Written instruction -
Please determine how many lines of the material include the word "additional", and respond with nothing but that number.

Raw records -
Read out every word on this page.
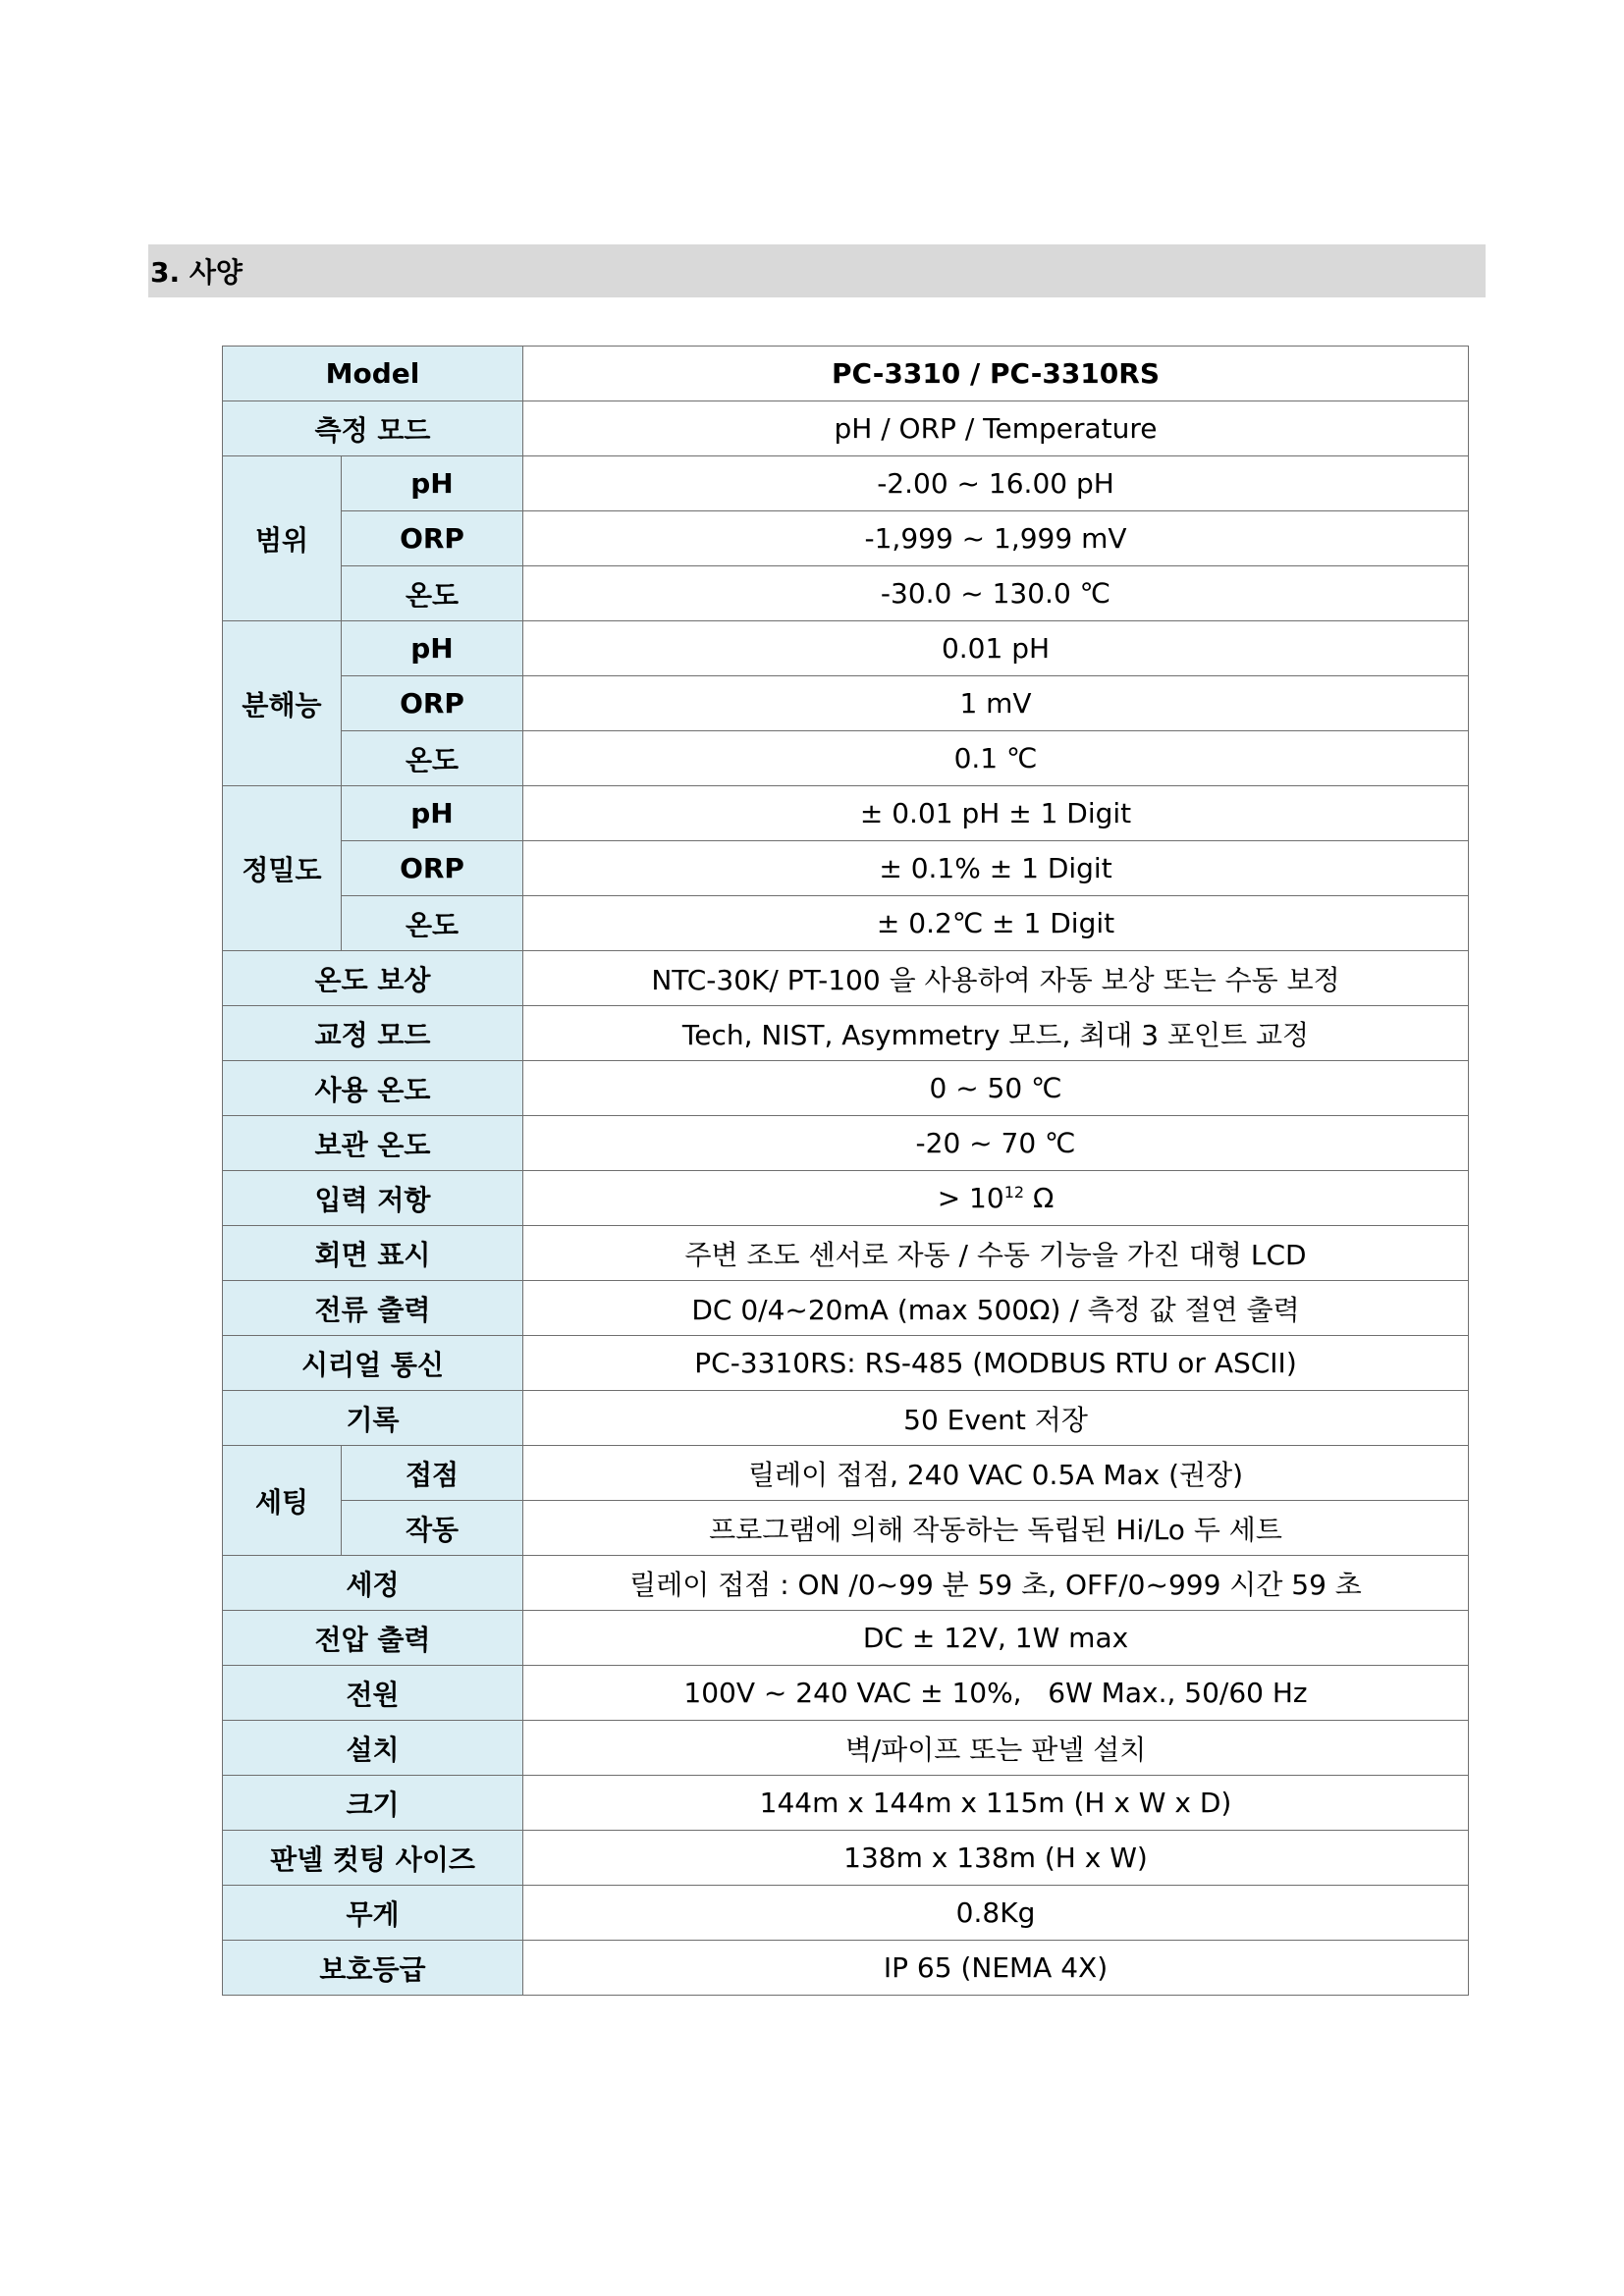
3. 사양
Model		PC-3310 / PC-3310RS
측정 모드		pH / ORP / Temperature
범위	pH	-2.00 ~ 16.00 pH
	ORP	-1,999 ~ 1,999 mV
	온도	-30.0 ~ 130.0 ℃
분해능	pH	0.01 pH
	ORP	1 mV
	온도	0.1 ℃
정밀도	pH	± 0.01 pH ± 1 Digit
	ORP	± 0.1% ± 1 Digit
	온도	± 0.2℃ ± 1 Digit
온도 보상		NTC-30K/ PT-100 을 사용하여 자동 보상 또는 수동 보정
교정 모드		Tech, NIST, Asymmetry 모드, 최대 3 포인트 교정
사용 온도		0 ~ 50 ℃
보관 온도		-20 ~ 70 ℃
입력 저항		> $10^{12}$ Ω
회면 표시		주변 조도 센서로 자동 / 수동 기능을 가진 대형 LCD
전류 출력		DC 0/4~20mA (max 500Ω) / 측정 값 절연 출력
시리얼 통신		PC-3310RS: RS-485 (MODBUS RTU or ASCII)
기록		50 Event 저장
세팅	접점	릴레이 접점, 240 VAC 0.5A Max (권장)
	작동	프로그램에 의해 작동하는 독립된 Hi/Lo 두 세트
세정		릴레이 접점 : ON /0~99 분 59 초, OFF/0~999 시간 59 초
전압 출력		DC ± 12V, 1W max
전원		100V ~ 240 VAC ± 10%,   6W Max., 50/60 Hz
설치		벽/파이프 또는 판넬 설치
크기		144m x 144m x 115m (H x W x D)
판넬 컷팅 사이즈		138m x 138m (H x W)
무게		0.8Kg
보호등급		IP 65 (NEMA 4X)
---
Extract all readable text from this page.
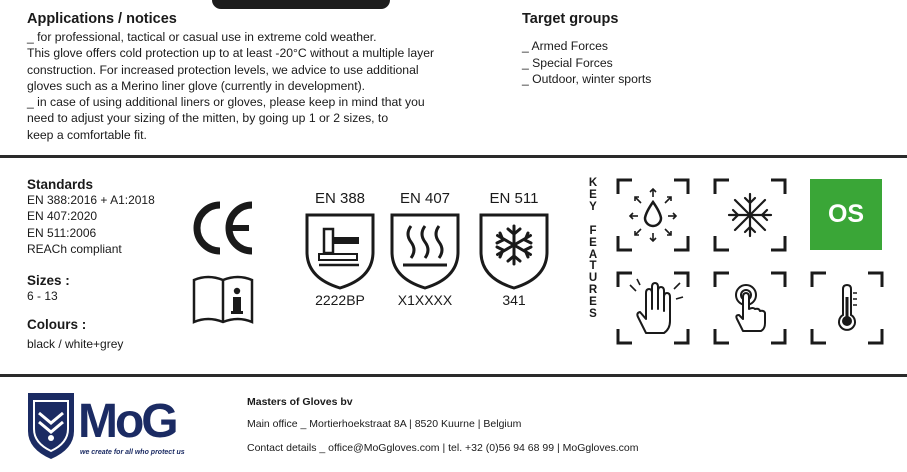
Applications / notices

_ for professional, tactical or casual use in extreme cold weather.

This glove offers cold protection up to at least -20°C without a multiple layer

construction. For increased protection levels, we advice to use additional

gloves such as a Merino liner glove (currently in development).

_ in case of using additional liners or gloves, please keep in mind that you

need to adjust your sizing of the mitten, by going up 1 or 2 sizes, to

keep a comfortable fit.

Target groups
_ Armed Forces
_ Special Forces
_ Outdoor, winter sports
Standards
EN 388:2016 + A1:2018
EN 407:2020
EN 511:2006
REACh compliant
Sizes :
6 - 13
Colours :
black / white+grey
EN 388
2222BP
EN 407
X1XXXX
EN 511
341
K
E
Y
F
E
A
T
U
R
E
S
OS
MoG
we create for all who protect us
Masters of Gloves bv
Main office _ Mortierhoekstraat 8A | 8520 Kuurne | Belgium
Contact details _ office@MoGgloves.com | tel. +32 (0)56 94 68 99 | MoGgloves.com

Solution to the problem -
2